Extract each line containing the string "wage".
┌─ Input material
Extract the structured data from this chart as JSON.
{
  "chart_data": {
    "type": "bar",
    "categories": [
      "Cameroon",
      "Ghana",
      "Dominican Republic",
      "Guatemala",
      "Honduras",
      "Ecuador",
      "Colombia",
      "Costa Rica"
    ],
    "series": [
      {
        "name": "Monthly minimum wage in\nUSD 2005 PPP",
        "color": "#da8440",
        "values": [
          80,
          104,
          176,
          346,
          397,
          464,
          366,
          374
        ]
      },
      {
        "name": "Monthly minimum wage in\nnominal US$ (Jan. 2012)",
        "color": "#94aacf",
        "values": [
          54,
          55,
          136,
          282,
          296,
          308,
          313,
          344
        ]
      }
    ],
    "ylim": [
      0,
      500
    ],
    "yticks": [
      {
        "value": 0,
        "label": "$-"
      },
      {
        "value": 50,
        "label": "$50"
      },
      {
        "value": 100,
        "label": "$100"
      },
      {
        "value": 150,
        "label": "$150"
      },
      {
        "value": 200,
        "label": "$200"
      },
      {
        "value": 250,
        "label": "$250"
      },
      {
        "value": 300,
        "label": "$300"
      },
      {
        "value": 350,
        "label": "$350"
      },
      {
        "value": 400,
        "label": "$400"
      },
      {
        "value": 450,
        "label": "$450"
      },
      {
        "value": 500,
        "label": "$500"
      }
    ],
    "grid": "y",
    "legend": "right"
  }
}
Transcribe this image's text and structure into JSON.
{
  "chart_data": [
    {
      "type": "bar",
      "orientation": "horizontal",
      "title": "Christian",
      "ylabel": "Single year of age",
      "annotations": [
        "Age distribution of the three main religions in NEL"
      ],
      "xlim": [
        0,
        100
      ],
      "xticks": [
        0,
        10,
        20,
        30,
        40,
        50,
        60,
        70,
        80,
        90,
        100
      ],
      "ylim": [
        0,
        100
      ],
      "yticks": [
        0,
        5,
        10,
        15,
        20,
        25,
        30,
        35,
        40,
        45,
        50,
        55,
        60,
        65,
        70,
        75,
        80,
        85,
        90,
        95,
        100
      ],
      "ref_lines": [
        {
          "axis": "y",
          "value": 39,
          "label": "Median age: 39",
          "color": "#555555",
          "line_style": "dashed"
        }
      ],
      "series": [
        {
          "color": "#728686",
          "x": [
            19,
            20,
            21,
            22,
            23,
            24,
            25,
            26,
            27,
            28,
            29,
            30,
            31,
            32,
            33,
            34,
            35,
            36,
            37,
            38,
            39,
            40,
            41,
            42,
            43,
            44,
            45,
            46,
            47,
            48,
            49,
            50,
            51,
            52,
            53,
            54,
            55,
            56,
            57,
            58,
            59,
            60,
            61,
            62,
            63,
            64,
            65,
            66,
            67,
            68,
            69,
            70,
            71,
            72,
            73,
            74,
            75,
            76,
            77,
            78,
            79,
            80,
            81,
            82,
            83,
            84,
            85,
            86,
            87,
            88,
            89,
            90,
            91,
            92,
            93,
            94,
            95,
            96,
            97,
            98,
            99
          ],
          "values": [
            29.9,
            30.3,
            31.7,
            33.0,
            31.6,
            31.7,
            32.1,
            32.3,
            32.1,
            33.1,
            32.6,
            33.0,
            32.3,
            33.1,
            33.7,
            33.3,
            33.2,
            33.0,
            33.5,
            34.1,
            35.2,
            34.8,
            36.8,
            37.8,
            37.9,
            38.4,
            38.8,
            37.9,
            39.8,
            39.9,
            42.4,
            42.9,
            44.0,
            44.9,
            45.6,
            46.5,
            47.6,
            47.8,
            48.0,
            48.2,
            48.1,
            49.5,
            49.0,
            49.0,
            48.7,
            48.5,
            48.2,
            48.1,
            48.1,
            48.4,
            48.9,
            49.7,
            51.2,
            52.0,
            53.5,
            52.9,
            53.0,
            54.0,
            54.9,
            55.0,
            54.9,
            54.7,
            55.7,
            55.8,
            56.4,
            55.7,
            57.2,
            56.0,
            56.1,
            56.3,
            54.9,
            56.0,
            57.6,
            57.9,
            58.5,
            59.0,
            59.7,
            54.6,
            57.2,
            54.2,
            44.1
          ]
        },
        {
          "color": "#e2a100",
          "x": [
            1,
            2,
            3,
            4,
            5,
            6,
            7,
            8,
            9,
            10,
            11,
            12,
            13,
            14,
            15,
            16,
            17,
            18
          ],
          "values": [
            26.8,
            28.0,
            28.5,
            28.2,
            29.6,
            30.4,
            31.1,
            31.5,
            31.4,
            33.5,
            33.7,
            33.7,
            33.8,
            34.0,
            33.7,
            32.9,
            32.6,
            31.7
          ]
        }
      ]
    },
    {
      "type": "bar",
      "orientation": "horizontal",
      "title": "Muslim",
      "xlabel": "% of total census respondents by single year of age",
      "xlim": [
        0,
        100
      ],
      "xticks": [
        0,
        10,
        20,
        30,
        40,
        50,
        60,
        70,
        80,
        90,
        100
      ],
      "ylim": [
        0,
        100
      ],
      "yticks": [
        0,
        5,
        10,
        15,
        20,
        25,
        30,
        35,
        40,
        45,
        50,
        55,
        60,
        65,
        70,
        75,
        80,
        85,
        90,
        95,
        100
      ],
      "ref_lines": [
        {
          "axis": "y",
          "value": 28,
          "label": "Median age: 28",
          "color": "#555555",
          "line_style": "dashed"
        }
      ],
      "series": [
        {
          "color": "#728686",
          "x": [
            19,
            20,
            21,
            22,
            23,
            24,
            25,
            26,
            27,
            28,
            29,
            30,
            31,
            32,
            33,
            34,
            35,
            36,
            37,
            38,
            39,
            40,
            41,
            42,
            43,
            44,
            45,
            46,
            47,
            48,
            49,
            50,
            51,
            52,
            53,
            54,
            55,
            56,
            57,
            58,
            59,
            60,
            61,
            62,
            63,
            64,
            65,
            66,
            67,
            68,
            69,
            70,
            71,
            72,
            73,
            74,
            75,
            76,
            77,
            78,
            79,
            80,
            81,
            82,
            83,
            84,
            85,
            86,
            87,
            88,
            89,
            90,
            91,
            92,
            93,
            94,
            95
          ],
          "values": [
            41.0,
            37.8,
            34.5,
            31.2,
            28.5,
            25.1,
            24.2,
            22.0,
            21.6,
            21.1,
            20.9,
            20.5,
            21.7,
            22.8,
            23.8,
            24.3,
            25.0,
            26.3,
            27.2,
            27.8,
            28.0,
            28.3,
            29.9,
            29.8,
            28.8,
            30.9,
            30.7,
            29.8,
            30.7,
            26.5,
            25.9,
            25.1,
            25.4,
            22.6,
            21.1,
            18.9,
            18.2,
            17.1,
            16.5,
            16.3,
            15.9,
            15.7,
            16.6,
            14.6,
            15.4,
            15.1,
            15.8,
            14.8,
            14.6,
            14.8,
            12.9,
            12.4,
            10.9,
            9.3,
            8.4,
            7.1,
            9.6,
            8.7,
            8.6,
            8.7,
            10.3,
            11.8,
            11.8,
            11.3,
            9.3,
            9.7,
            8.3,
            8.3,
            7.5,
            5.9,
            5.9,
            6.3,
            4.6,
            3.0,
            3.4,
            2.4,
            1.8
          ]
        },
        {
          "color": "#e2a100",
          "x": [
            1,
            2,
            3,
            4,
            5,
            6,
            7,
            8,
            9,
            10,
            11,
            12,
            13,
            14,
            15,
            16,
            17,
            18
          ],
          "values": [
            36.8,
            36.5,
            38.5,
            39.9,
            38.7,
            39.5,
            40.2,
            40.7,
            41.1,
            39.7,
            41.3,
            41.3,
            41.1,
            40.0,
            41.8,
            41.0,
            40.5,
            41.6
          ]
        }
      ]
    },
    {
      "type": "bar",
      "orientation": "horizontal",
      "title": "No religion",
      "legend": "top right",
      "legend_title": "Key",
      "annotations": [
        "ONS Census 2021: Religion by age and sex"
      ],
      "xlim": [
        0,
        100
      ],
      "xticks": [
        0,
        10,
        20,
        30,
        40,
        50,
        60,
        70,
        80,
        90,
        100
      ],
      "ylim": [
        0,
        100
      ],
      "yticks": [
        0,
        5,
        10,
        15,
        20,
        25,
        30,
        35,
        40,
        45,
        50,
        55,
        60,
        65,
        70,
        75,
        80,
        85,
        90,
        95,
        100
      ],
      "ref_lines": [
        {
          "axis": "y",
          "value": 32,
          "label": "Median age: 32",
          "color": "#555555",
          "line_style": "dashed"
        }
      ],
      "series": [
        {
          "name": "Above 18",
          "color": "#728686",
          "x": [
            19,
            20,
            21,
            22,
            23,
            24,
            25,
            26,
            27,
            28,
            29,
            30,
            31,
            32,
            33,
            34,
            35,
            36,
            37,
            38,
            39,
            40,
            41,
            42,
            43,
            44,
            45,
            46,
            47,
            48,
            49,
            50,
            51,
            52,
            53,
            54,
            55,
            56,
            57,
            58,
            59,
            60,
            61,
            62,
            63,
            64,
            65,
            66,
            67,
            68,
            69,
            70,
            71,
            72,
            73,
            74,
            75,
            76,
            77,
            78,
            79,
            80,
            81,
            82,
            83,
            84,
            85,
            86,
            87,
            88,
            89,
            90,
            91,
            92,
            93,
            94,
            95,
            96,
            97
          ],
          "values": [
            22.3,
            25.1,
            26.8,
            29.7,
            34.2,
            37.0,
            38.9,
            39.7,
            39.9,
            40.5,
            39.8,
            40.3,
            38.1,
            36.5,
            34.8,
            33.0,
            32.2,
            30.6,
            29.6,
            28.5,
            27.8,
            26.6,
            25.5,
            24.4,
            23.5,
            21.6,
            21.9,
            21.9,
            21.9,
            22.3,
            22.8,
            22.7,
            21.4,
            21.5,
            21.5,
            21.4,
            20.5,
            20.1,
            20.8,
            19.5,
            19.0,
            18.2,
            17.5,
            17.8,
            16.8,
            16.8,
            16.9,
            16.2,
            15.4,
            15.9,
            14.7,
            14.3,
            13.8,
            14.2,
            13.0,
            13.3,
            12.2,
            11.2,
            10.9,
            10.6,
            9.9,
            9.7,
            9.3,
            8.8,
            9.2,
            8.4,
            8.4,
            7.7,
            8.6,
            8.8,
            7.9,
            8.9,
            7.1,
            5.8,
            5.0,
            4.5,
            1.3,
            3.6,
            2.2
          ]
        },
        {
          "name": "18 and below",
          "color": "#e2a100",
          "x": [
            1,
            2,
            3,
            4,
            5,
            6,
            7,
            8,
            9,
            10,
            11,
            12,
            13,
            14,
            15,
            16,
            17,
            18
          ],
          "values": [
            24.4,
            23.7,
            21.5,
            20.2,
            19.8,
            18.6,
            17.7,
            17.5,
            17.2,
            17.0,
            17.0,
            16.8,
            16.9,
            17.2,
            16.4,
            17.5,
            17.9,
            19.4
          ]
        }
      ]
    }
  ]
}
└─
Solution for this problem.
        "name": "Monthly minimum wage in\nUSD 2005 PPP",
        "name": "Monthly minimum wage in\nnominal US$ (Jan. 2012)",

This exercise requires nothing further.